*LISTING*.
—————

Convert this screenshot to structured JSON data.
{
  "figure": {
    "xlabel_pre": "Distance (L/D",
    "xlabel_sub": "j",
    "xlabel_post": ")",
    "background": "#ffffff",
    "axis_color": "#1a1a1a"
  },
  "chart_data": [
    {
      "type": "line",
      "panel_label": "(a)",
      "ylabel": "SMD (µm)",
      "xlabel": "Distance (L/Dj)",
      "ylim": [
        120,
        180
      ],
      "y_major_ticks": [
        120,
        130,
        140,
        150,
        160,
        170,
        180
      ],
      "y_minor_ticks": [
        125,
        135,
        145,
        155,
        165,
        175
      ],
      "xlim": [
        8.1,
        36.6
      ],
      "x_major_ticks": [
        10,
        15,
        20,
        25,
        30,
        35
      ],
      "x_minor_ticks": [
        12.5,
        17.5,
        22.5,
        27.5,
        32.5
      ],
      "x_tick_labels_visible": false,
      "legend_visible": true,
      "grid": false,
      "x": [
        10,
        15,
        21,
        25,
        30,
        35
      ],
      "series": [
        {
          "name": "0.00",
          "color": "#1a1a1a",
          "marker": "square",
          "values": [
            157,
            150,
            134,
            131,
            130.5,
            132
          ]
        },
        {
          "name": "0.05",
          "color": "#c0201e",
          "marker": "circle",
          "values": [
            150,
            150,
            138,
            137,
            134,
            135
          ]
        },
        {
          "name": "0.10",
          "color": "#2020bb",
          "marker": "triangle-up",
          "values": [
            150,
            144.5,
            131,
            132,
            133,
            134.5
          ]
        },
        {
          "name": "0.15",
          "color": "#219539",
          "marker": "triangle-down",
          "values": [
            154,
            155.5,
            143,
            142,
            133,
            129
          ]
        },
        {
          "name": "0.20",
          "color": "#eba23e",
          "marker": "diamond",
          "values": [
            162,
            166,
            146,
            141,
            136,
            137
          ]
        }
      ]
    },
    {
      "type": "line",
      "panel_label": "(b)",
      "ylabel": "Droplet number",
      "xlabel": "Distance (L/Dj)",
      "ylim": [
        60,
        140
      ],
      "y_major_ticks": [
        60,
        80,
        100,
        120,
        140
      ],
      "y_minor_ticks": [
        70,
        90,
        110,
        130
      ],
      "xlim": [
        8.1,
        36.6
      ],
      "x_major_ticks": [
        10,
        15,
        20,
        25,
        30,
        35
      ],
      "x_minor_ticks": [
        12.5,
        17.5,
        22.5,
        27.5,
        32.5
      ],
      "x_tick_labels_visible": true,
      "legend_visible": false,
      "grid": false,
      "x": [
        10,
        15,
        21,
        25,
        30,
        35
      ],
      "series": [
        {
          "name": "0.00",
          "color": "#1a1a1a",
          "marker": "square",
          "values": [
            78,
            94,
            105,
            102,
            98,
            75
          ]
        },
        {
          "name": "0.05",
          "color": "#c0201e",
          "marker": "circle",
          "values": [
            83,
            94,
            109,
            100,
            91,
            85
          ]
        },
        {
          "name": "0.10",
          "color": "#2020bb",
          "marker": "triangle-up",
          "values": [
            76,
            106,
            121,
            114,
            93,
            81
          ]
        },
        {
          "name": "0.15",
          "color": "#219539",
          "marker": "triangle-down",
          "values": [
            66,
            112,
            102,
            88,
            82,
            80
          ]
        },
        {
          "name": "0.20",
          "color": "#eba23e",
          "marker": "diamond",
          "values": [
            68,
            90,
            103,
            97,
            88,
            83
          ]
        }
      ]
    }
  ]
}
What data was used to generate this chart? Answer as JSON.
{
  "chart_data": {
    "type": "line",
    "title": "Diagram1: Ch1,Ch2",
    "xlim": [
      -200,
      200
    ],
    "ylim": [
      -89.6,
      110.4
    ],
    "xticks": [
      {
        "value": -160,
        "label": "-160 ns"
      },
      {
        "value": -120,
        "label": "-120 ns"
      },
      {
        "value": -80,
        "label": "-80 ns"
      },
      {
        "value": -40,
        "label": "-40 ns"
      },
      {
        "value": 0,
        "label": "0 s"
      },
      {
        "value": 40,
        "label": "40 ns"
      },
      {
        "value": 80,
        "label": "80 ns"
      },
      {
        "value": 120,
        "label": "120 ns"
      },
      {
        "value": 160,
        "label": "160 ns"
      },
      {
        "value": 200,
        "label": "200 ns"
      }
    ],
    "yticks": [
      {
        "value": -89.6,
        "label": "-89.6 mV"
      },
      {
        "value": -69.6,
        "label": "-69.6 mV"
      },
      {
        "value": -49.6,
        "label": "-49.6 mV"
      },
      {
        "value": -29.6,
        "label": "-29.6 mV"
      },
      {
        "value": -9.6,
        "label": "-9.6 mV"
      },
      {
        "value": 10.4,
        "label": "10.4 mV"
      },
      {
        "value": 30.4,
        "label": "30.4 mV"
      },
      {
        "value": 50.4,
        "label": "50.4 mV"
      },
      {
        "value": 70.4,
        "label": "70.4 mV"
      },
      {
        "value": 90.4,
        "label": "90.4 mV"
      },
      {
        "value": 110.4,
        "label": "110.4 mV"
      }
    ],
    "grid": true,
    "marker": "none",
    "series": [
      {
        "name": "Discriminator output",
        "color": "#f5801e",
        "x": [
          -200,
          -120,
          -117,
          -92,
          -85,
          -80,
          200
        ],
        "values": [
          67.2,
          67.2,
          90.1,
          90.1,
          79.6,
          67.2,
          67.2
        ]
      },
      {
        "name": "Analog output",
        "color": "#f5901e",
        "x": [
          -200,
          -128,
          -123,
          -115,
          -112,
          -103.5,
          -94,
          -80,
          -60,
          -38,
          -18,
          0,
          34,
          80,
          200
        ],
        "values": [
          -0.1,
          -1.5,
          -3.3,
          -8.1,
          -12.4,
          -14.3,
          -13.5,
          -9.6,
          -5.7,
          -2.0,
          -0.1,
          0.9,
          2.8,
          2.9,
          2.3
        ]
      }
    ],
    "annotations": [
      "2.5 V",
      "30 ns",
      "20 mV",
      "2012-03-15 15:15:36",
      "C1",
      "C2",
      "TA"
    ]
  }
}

—————

*SHORT EXERCISE*. What do the records say? Quote them all exactly.

*RESPONSE*.
Convert this screenshot to structured JSON data.
{
  "figure": {
    "xlabel_pre": "Distance (L/D",
    "xlabel_sub": "j",
    "xlabel_post": ")",
    "background": "#ffffff",
    "axis_color": "#1a1a1a"
  },
  "chart_data": [
    {
      "type": "line",
      "panel_label": "(a)",
      "ylabel": "SMD (µm)",
      "xlabel": "Distance (L/Dj)",
      "ylim": [
        120,
        180
      ],
      "y_major_ticks": [
        120,
        130,
        140,
        150,
        160,
        170,
        180
      ],
      "y_minor_ticks": [
        125,
        135,
        145,
        155,
        165,
        175
      ],
      "xlim": [
        8.1,
        36.6
      ],
      "x_major_ticks": [
        10,
        15,
        20,
        25,
        30,
        35
      ],
      "x_minor_ticks": [
        12.5,
        17.5,
        22.5,
        27.5,
        32.5
      ],
      "x_tick_labels_visible": false,
      "legend_visible": true,
      "grid": false,
      "x": [
        10,
        15,
        21,
        25,
        30,
        35
      ],
      "series": [
        {
          "name": "0.00",
          "color": "#1a1a1a",
          "marker": "square",
          "values": [
            157,
            150,
            134,
            131,
            130.5,
            132
          ]
        },
        {
          "name": "0.05",
          "color": "#c0201e",
          "marker": "circle",
          "values": [
            150,
            150,
            138,
            137,
            134,
            135
          ]
        },
        {
          "name": "0.10",
          "color": "#2020bb",
          "marker": "triangle-up",
          "values": [
            150,
            144.5,
            131,
            132,
            133,
            134.5
          ]
        },
        {
          "name": "0.15",
          "color": "#219539",
          "marker": "triangle-down",
          "values": [
            154,
            155.5,
            143,
            142,
            133,
            129
          ]
        },
        {
          "name": "0.20",
          "color": "#eba23e",
          "marker": "diamond",
          "values": [
            162,
            166,
            146,
            141,
            136,
            137
          ]
        }
      ]
    },
    {
      "type": "line",
      "panel_label": "(b)",
      "ylabel": "Droplet number",
      "xlabel": "Distance (L/Dj)",
      "ylim": [
        60,
        140
      ],
      "y_major_ticks": [
        60,
        80,
        100,
        120,
        140
      ],
      "y_minor_ticks": [
        70,
        90,
        110,
        130
      ],
      "xlim": [
        8.1,
        36.6
      ],
      "x_major_ticks": [
        10,
        15,
        20,
        25,
        30,
        35
      ],
      "x_minor_ticks": [
        12.5,
        17.5,
        22.5,
        27.5,
        32.5
      ],
      "x_tick_labels_visible": true,
      "legend_visible": false,
      "grid": false,
      "x": [
        10,
        15,
        21,
        25,
        30,
        35
      ],
      "series": [
        {
          "name": "0.00",
          "color": "#1a1a1a",
          "marker": "square",
          "values": [
            78,
            94,
            105,
            102,
            98,
            75
          ]
        },
        {
          "name": "0.05",
          "color": "#c0201e",
          "marker": "circle",
          "values": [
            83,
            94,
            109,
            100,
            91,
            85
          ]
        },
        {
          "name": "0.10",
          "color": "#2020bb",
          "marker": "triangle-up",
          "values": [
            76,
            106,
            121,
            114,
            93,
            81
          ]
        },
        {
          "name": "0.15",
          "color": "#219539",
          "marker": "triangle-down",
          "values": [
            66,
            112,
            102,
            88,
            82,
            80
          ]
        },
        {
          "name": "0.20",
          "color": "#eba23e",
          "marker": "diamond",
          "values": [
            68,
            90,
            103,
            97,
            88,
            83
          ]
        }
      ]
    }
  ]
}
What data was used to generate this chart? Answer as JSON.
{
  "chart_data": {
    "type": "line",
    "title": "Diagram1: Ch1,Ch2",
    "xlim": [
      -200,
      200
    ],
    "ylim": [
      -89.6,
      110.4
    ],
    "xticks": [
      {
        "value": -160,
        "label": "-160 ns"
      },
      {
        "value": -120,
        "label": "-120 ns"
      },
      {
        "value": -80,
        "label": "-80 ns"
      },
      {
        "value": -40,
        "label": "-40 ns"
      },
      {
        "value": 0,
        "label": "0 s"
      },
      {
        "value": 40,
        "label": "40 ns"
      },
      {
        "value": 80,
        "label": "80 ns"
      },
      {
        "value": 120,
        "label": "120 ns"
      },
      {
        "value": 160,
        "label": "160 ns"
      },
      {
        "value": 200,
        "label": "200 ns"
      }
    ],
    "yticks": [
      {
        "value": -89.6,
        "label": "-89.6 mV"
      },
      {
        "value": -69.6,
        "label": "-69.6 mV"
      },
      {
        "value": -49.6,
        "label": "-49.6 mV"
      },
      {
        "value": -29.6,
        "label": "-29.6 mV"
      },
      {
        "value": -9.6,
        "label": "-9.6 mV"
      },
      {
        "value": 10.4,
        "label": "10.4 mV"
      },
      {
        "value": 30.4,
        "label": "30.4 mV"
      },
      {
        "value": 50.4,
        "label": "50.4 mV"
      },
      {
        "value": 70.4,
        "label": "70.4 mV"
      },
      {
        "value": 90.4,
        "label": "90.4 mV"
      },
      {
        "value": 110.4,
        "label": "110.4 mV"
      }
    ],
    "grid": true,
    "marker": "none",
    "series": [
      {
        "name": "Discriminator output",
        "color": "#f5801e",
        "x": [
          -200,
          -120,
          -117,
          -92,
          -85,
          -80,
          200
        ],
        "values": [
          67.2,
          67.2,
          90.1,
          90.1,
          79.6,
          67.2,
          67.2
        ]
      },
      {
        "name": "Analog output",
        "color": "#f5901e",
        "x": [
          -200,
          -128,
          -123,
          -115,
          -112,
          -103.5,
          -94,
          -80,
          -60,
          -38,
          -18,
          0,
          34,
          80,
          200
        ],
        "values": [
          -0.1,
          -1.5,
          -3.3,
          -8.1,
          -12.4,
          -14.3,
          -13.5,
          -9.6,
          -5.7,
          -2.0,
          -0.1,
          0.9,
          2.8,
          2.9,
          2.3
        ]
      }
    ],
    "annotations": [
      "2.5 V",
      "30 ns",
      "20 mV",
      "2012-03-15 15:15:36",
      "C1",
      "C2",
      "TA"
    ]
  }
}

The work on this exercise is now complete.